- **PASSAGE GIVEN**
>> start

- 12 Sep 2017
Twenty years ago today, celebrations were taking place in this city and across the country.
The day before – 11 September 1997 – the people of Scotland had voted overwhelmingly for devolution, for a different Scotland served by a restored Scottish Parliament.
It is in that spirit that I make this statement today.
This concerns all of us who care about the future of this country.
Then, we joined hands to try and create a better future for Scotland. Today, we must show the same unity in defending the Parliament in which we sit and its role and duty to serve all the people of this country.
In 1997 the proposition put to the people of Scotland was clear. The UK Government's white paper, published in advance of the referendum, set out the areas for which, it promised, 'the Scottish Parliament will be responsible'. They included law and home affairs; the environment; agriculture, fisheries and forestry; higher education and research.
Since this Parliament was established, the range of policy matters which are our responsibility has increased. Initial expansions giving this Parliament greater responsibility for transport were followed by the Calman and Smith processes which expanded our competence – albeit in a limited way – into areas such as taxation and welfare.
This progressive, dynamic development and expansion of devolution has, we believe, been good for this Parliament and good for everyone who lives and works in Scotland. It has made a real difference to people's lives
As the First Minister said yesterday in her speech marking two decades since the devolution referendum:
"After devolution we were able to look, not just south, but all around us, to our fellow European nations and to countries across the globe.
"And we could contribute our ideas, learn from others and then put those ideas into practice here in Scotland.

>> end

- **REQUIRED WORK**
A - According to the devolution statement, on what date did the people of Scotland vote for devolution?
B - Carry the devolution statement forward from its final sentence.
The material that comes next has no connection to the devolution statement.

- **SUPPLIED MATERIAL**
>> start

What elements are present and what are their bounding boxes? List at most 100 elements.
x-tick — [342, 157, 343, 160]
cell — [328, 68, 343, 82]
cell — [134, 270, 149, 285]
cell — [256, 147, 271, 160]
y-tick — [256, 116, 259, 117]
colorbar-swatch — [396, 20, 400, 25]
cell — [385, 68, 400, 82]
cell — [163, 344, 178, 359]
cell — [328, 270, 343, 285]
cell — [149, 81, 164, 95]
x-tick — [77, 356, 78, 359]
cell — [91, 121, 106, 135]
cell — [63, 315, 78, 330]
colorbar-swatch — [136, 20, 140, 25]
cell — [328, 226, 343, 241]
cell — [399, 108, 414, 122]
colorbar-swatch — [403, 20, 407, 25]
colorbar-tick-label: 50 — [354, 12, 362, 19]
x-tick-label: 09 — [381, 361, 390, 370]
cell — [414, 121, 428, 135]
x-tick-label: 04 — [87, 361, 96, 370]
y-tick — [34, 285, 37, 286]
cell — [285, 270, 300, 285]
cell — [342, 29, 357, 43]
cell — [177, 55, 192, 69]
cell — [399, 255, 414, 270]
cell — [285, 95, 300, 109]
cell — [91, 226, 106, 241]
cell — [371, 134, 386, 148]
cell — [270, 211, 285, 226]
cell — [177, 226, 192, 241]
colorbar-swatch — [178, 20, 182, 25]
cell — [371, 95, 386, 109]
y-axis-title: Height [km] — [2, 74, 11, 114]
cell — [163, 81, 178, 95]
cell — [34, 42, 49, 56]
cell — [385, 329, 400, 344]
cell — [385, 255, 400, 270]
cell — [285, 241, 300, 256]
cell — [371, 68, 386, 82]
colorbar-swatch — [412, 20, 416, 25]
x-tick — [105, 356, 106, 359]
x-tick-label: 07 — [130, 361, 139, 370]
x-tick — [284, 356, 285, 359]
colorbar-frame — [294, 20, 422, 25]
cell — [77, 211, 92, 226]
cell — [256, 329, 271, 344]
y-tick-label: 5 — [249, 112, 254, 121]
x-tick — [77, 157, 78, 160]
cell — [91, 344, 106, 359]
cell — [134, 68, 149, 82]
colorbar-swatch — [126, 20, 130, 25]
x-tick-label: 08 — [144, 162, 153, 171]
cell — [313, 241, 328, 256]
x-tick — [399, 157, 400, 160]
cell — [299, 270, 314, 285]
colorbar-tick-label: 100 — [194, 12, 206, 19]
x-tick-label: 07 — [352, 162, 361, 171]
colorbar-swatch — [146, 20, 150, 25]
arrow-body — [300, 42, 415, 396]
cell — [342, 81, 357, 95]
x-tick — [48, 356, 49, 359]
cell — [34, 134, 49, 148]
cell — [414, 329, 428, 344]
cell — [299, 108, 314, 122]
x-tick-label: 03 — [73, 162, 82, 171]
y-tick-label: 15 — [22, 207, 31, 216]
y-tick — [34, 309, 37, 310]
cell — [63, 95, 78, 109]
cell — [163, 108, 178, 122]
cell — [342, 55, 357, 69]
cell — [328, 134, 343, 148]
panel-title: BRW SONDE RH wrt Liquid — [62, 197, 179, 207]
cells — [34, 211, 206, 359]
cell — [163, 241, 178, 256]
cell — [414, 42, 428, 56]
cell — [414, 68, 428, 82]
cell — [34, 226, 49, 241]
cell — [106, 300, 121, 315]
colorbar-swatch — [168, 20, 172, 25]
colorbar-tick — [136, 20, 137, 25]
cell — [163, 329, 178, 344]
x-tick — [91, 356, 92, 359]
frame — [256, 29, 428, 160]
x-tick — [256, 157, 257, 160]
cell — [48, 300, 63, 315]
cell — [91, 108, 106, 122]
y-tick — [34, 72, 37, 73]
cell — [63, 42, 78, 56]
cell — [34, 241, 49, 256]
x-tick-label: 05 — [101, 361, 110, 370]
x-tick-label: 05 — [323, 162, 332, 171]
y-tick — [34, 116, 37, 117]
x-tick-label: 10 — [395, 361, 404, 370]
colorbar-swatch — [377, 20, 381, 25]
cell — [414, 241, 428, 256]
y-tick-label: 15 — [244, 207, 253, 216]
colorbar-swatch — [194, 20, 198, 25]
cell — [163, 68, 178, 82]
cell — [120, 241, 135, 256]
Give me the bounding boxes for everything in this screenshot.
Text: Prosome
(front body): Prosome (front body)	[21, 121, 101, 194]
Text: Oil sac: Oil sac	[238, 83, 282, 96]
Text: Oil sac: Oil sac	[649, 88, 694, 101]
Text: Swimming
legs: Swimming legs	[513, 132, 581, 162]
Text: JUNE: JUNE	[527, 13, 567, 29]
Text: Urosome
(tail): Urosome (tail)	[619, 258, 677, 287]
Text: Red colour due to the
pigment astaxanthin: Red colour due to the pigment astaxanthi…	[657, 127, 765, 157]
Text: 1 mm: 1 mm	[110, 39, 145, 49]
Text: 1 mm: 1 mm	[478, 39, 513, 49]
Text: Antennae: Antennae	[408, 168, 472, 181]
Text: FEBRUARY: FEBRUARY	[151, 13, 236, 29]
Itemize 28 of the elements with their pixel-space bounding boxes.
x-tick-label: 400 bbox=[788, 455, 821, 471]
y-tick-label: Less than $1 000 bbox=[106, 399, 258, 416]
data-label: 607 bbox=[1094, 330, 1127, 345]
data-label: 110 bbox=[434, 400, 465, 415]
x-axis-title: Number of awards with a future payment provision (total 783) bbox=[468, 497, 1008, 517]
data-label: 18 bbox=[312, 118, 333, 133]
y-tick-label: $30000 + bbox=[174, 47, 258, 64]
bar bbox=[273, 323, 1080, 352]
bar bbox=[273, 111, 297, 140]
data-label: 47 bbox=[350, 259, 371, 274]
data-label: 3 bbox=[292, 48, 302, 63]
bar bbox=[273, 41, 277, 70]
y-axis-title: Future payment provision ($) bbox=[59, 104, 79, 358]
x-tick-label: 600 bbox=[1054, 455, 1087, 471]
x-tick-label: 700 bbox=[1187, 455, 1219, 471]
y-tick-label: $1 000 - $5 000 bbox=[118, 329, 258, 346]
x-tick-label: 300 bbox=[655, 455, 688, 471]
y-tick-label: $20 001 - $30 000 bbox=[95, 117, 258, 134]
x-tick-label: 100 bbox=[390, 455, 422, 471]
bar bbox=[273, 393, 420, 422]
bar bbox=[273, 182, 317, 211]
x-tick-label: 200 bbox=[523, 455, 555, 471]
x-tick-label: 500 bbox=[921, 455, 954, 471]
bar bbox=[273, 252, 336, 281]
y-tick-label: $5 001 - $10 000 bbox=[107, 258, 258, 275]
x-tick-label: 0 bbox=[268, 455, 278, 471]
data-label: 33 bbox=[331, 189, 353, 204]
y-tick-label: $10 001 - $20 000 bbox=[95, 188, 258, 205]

>> end

- **RESPONSES IN ORDER**
A - 11 September 1997

B -
"Far from narrowing our vision, devolution has widened our horizon."
However, the Scottish Parliament's ability to do that – to contribute ideas, to widen horizons and to make progress for each and every citizen – is now under threat.
For, Presiding Officer, in the EU (Withdrawal) Bill, the UK Government proposes that it should, for the first time since 1999, take powers for and to itself in relation to devolved policy areas in Scotland. It proposes to alter, permanently, the fundamental principle of devolution as approved by three quarters of the Scottish people in that referendum 20 years ago – the principle that says that what is not reserved, is devolved.
We do not believe that would be good for the people of Scotland.
We do not believe that the hill farmers of Argyll, in my constituency, would be better served by policy on less favoured area support (LFAS) being made in London, where such support will never be needed and where knowledge of its vital nature is scanty or non-existent.
We do not believe that ambitions for cleaner air and a greener Scotland should be undermined by UK Ministers who have very different environmental priorities and who have championed deregulation at every opportunity.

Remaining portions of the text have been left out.